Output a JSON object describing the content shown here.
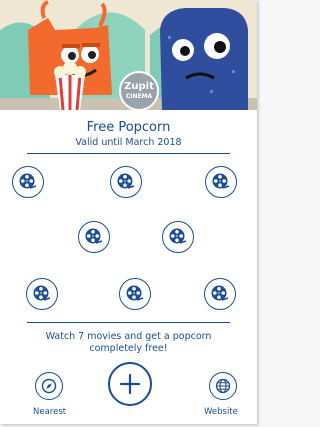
{
  "hero": {
    "logo_line1": "Zupit",
    "logo_line2": "CINEMA"
  },
  "offer": {
    "title": "Free Popcorn",
    "valid_until": "Valid until March 2018"
  },
  "stamps": {
    "count": 8,
    "icon": "film-reel-icon"
  },
  "promo": {
    "text": "Watch 7 movies and get a popcorn completely free!"
  },
  "actions": {
    "nearest_label": "Nearest",
    "nearest_icon": "compass-icon",
    "add_icon": "plus-icon",
    "website_label": "Website",
    "website_icon": "globe-icon"
  },
  "colors": {
    "accent": "#1a4d93",
    "monster_orange": "#f26a2e",
    "monster_blue": "#2f4f9e"
  }
}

____________________

▶ **DO THIS**
The records above are to be quoted exactly, with all pictures left out.

▶ **RESULT OF THIS EXERCISE**
Output a JSON object describing the content shown here.
{
  "hero": {
    "logo_line1": "Zupit",
    "logo_line2": "CINEMA"
  },
  "offer": {
    "title": "Free Popcorn",
    "valid_until": "Valid until March 2018"
  },
  "stamps": {
    "count": 8,
    "icon": "film-reel-icon"
  },
  "promo": {
    "text": "Watch 7 movies and get a popcorn completely free!"
  },
  "actions": {
    "nearest_label": "Nearest",
    "nearest_icon": "compass-icon",
    "add_icon": "plus-icon",
    "website_label": "Website",
    "website_icon": "globe-icon"
  },
  "colors": {
    "accent": "#1a4d93",
    "monster_orange": "#f26a2e",
    "monster_blue": "#2f4f9e"
  }
}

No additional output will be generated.